- _Requirements_
Print the lines of the items verbatim, starting at the line that contains "bookmark-item[interactable]: SABİS |" and ending at the line that contains "bookmark-favicon-icon xyxy=(380,44,387,51)", with both of those lines included.

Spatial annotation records
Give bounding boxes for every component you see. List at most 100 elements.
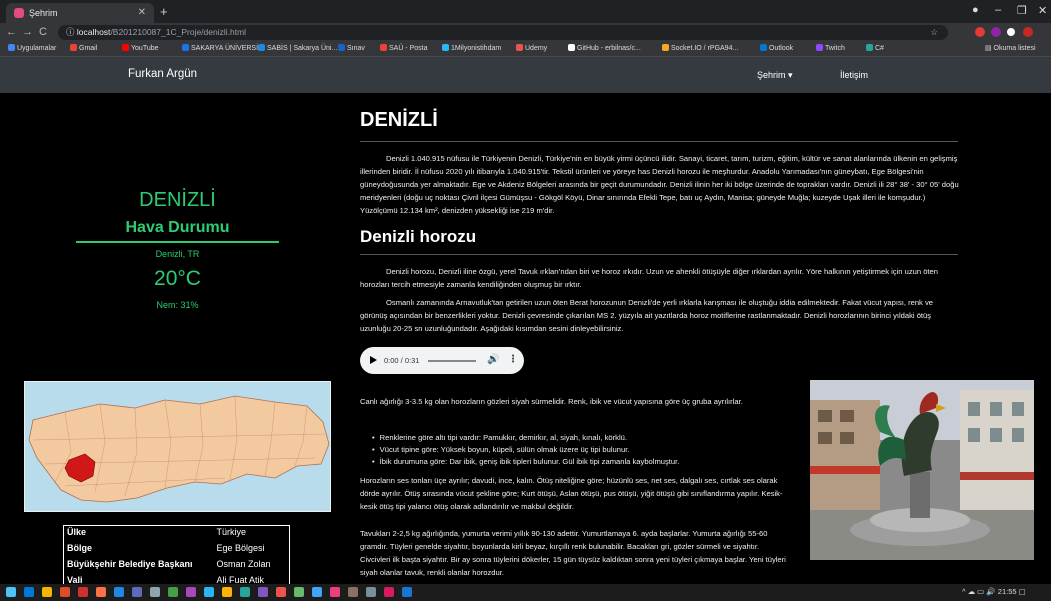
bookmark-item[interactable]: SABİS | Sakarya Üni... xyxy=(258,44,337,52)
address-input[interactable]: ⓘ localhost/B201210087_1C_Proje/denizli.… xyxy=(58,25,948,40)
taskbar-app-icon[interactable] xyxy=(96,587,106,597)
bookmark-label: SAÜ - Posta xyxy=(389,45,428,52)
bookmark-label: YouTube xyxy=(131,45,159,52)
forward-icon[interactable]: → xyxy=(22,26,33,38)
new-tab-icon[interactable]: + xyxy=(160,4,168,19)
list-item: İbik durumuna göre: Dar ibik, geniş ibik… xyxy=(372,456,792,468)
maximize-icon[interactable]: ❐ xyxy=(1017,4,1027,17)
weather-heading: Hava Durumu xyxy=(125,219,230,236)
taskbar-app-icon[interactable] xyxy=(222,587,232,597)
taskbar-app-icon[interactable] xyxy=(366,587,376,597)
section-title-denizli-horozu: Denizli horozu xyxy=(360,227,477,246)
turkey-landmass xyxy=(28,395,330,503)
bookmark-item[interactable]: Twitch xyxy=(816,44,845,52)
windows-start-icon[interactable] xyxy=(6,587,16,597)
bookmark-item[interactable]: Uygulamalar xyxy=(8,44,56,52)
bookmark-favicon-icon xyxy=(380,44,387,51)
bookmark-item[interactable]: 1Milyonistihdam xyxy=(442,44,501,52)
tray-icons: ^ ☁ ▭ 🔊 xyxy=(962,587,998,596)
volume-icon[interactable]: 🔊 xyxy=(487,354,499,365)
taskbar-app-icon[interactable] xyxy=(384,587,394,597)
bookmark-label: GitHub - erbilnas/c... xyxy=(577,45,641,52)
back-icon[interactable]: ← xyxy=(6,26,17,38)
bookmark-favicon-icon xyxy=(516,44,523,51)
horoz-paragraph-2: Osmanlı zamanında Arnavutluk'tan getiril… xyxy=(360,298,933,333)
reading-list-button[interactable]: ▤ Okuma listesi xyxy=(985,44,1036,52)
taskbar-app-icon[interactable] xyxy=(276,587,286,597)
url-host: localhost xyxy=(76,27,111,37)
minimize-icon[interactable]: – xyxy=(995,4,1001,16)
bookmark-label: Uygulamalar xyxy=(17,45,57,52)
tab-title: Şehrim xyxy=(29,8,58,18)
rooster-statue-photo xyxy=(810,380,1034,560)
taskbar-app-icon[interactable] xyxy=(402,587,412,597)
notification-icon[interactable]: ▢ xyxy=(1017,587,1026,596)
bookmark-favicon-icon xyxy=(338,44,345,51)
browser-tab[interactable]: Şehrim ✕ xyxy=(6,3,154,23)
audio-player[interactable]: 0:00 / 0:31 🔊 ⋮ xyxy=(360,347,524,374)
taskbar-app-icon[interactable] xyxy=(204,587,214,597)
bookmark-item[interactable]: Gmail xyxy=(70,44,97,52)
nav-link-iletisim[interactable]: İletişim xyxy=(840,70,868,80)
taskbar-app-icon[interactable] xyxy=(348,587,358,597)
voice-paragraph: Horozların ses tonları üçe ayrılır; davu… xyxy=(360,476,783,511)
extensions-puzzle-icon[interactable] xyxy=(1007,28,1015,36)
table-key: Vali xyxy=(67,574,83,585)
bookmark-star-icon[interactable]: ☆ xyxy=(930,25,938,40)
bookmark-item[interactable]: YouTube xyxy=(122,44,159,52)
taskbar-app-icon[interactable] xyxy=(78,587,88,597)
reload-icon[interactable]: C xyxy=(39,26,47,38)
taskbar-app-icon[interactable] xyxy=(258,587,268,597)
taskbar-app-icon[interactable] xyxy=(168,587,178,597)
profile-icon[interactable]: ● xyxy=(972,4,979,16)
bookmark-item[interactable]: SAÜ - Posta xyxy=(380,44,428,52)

- _Finished task_
bookmark-item[interactable]: SABİS | Sakarya Üni... xyxy=(258,44,337,52)
address-input[interactable]: ⓘ localhost/B201210087_1C_Proje/denizli.… xyxy=(58,25,948,40)
taskbar-app-icon[interactable] xyxy=(96,587,106,597)
bookmark-label: SAÜ - Posta xyxy=(389,45,428,52)
bookmark-label: YouTube xyxy=(131,45,159,52)
forward-icon[interactable]: → xyxy=(22,26,33,38)
new-tab-icon[interactable]: + xyxy=(160,4,168,19)
list-item: İbik durumuna göre: Dar ibik, geniş ibik… xyxy=(372,456,792,468)
maximize-icon[interactable]: ❐ xyxy=(1017,4,1027,17)
weather-heading: Hava Durumu xyxy=(125,219,230,236)
taskbar-app-icon[interactable] xyxy=(222,587,232,597)
taskbar-app-icon[interactable] xyxy=(366,587,376,597)
section-title-denizli-horozu: Denizli horozu xyxy=(360,227,477,246)
turkey-landmass xyxy=(28,395,330,503)
bookmark-item[interactable]: Twitch xyxy=(816,44,845,52)
windows-start-icon[interactable] xyxy=(6,587,16,597)
bookmark-item[interactable]: Uygulamalar xyxy=(8,44,56,52)
bookmark-favicon-icon xyxy=(380,44,387,51)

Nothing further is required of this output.